---- Data to process

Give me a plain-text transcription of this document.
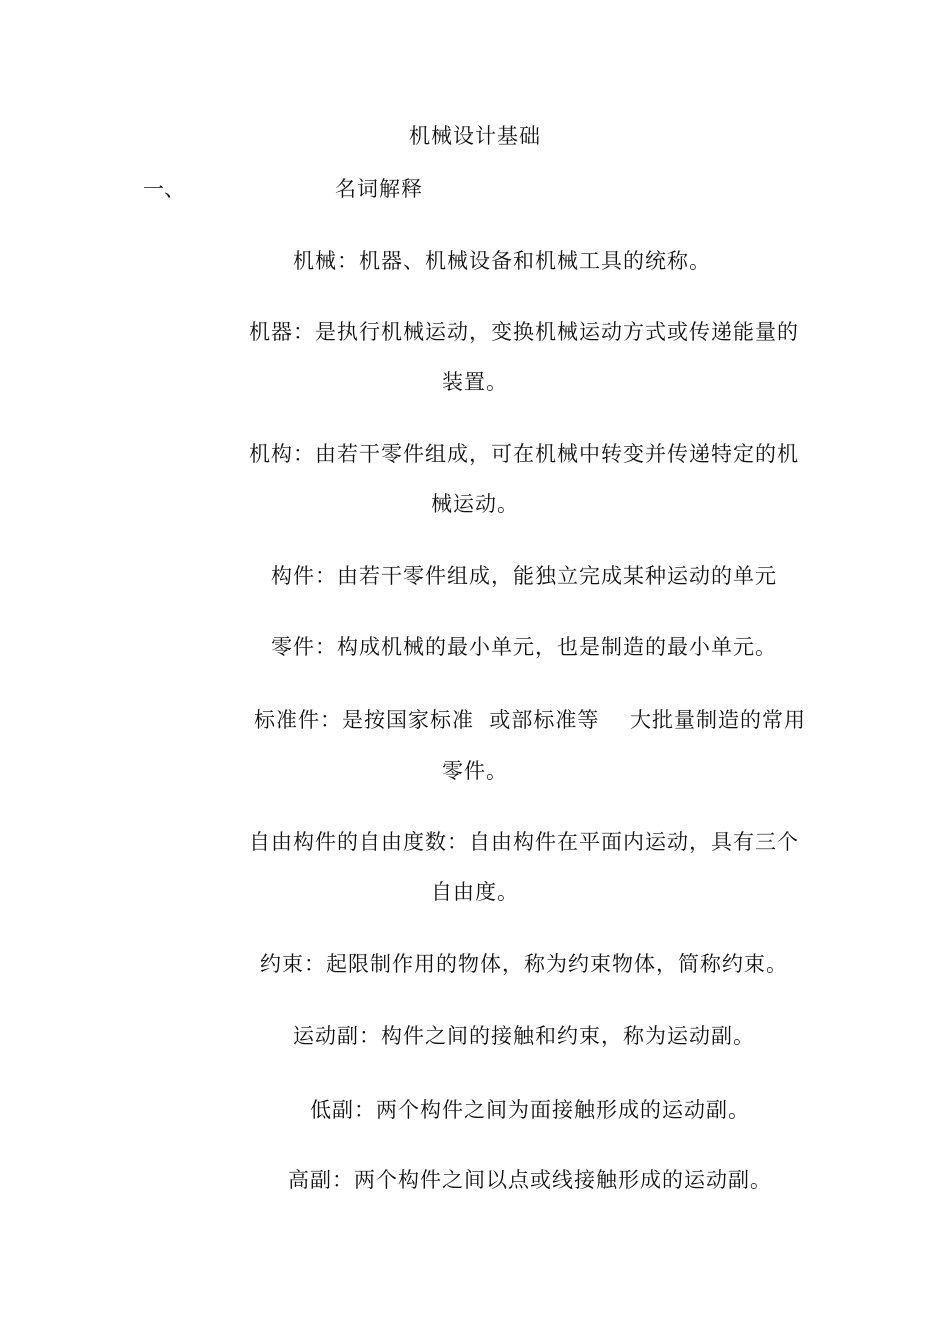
机械设计基础
一、	名词解释
机械：机器、机械设备和机械工具的统称。
机器：是执行机械运动，变换机械运动方式或传递能量的
装置。
机构：由若干零件组成，可在机械中转变并传递特定的机
械运动。
构件：由若干零件组成，能独立完成某种运动的单元
零件：构成机械的最小单元，也是制造的最小单元。
标准件：是按国家标准  或部标准等    大批量制造的常用
零件。
自由构件的自由度数：自由构件在平面内运动，具有三个
自由度。
约束：起限制作用的物体，称为约束物体，简称约束。
运动副：构件之间的接触和约束，称为运动副。
低副：两个构件之间为面接触形成的运动副。
高副：两个构件之间以点或线接触形成的运动副。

--------

Task prompt
Without the pictures, write out all of the material exactly.

Task answer
Give me a plain-text transcription of this document.
机械设计基础
一、	名词解释
机械：机器、机械设备和机械工具的统称。
机器：是执行机械运动，变换机械运动方式或传递能量的
装置。
机构：由若干零件组成，可在机械中转变并传递特定的机
械运动。
构件：由若干零件组成，能独立完成某种运动的单元
零件：构成机械的最小单元，也是制造的最小单元。
标准件：是按国家标准  或部标准等    大批量制造的常用
零件。
自由构件的自由度数：自由构件在平面内运动，具有三个
自由度。
约束：起限制作用的物体，称为约束物体，简称约束。
运动副：构件之间的接触和约束，称为运动副。
低副：两个构件之间为面接触形成的运动副。
高副：两个构件之间以点或线接触形成的运动副。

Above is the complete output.